◆ What to work on
Please retype the records below exactly, leaving out any pictures.

— BEGIN —

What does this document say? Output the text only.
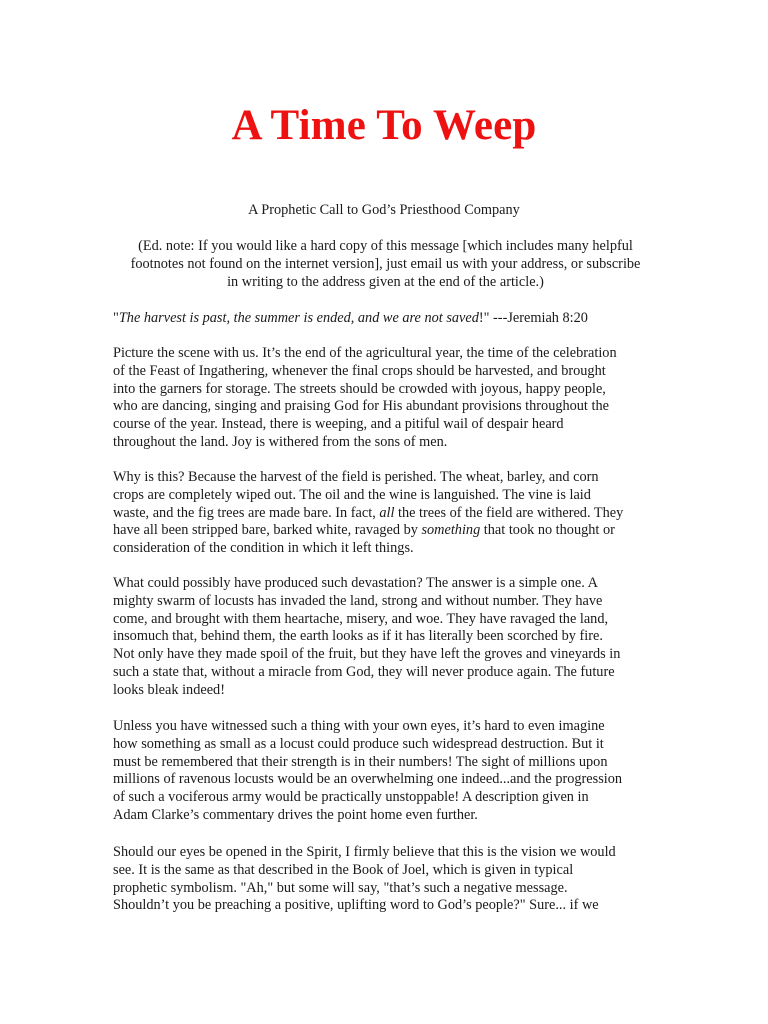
A Time To Weep
A Prophetic Call to God’s Priesthood Company
(Ed. note: If you would like a hard copy of this message [which includes many helpful
footnotes not found on the internet version], just email us with your address, or subscribe
in writing to the address given at the end of the article.)
"The harvest is past, the summer is ended, and we are not saved!" ---Jeremiah 8:20

Picture the scene with us. It’s the end of the agricultural year, the time of the celebration
of the Feast of Ingathering, whenever the final crops should be harvested, and brought
into the garners for storage. The streets should be crowded with joyous, happy people,
who are dancing, singing and praising God for His abundant provisions throughout the
course of the year. Instead, there is weeping, and a pitiful wail of despair heard
throughout the land. Joy is withered from the sons of men.

Why is this? Because the harvest of the field is perished. The wheat, barley, and corn
crops are completely wiped out. The oil and the wine is languished. The vine is laid
waste, and the fig trees are made bare. In fact, all the trees of the field are withered. They
have all been stripped bare, barked white, ravaged by something that took no thought or
consideration of the condition in which it left things.

What could possibly have produced such devastation? The answer is a simple one. A
mighty swarm of locusts has invaded the land, strong and without number. They have
come, and brought with them heartache, misery, and woe. They have ravaged the land,
insomuch that, behind them, the earth looks as if it has literally been scorched by fire.
Not only have they made spoil of the fruit, but they have left the groves and vineyards in
such a state that, without a miracle from God, they will never produce again. The future
looks bleak indeed!

Unless you have witnessed such a thing with your own eyes, it’s hard to even imagine
how something as small as a locust could produce such widespread destruction. But it
must be remembered that their strength is in their numbers! The sight of millions upon
millions of ravenous locusts would be an overwhelming one indeed...and the progression
of such a vociferous army would be practically unstoppable! A description given in
Adam Clarke’s commentary drives the point home even further.

Should our eyes be opened in the Spirit, I firmly believe that this is the vision we would
see. It is the same as that described in the Book of Joel, which is given in typical
prophetic symbolism. "Ah," but some will say, "that’s such a negative message.
Shouldn’t you be preaching a positive, uplifting word to God’s people?" Sure... if we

— END —

◆ Output
What does this document say? Output the text only.
A Time To Weep
A Prophetic Call to God’s Priesthood Company
(Ed. note: If you would like a hard copy of this message [which includes many helpful
footnotes not found on the internet version], just email us with your address, or subscribe
in writing to the address given at the end of the article.)
"The harvest is past, the summer is ended, and we are not saved!" ---Jeremiah 8:20

Picture the scene with us. It’s the end of the agricultural year, the time of the celebration
of the Feast of Ingathering, whenever the final crops should be harvested, and brought
into the garners for storage. The streets should be crowded with joyous, happy people,
who are dancing, singing and praising God for His abundant provisions throughout the
course of the year. Instead, there is weeping, and a pitiful wail of despair heard
throughout the land. Joy is withered from the sons of men.

Why is this? Because the harvest of the field is perished. The wheat, barley, and corn
crops are completely wiped out. The oil and the wine is languished. The vine is laid
waste, and the fig trees are made bare. In fact, all the trees of the field are withered. They
have all been stripped bare, barked white, ravaged by something that took no thought or
consideration of the condition in which it left things.

What could possibly have produced such devastation? The answer is a simple one. A
mighty swarm of locusts has invaded the land, strong and without number. They have
come, and brought with them heartache, misery, and woe. They have ravaged the land,
insomuch that, behind them, the earth looks as if it has literally been scorched by fire.
Not only have they made spoil of the fruit, but they have left the groves and vineyards in
such a state that, without a miracle from God, they will never produce again. The future
looks bleak indeed!

Unless you have witnessed such a thing with your own eyes, it’s hard to even imagine
how something as small as a locust could produce such widespread destruction. But it
must be remembered that their strength is in their numbers! The sight of millions upon
millions of ravenous locusts would be an overwhelming one indeed...and the progression
of such a vociferous army would be practically unstoppable! A description given in
Adam Clarke’s commentary drives the point home even further.

Should our eyes be opened in the Spirit, I firmly believe that this is the vision we would
see. It is the same as that described in the Book of Joel, which is given in typical
prophetic symbolism. "Ah," but some will say, "that’s such a negative message.
Shouldn’t you be preaching a positive, uplifting word to God’s people?" Sure... if we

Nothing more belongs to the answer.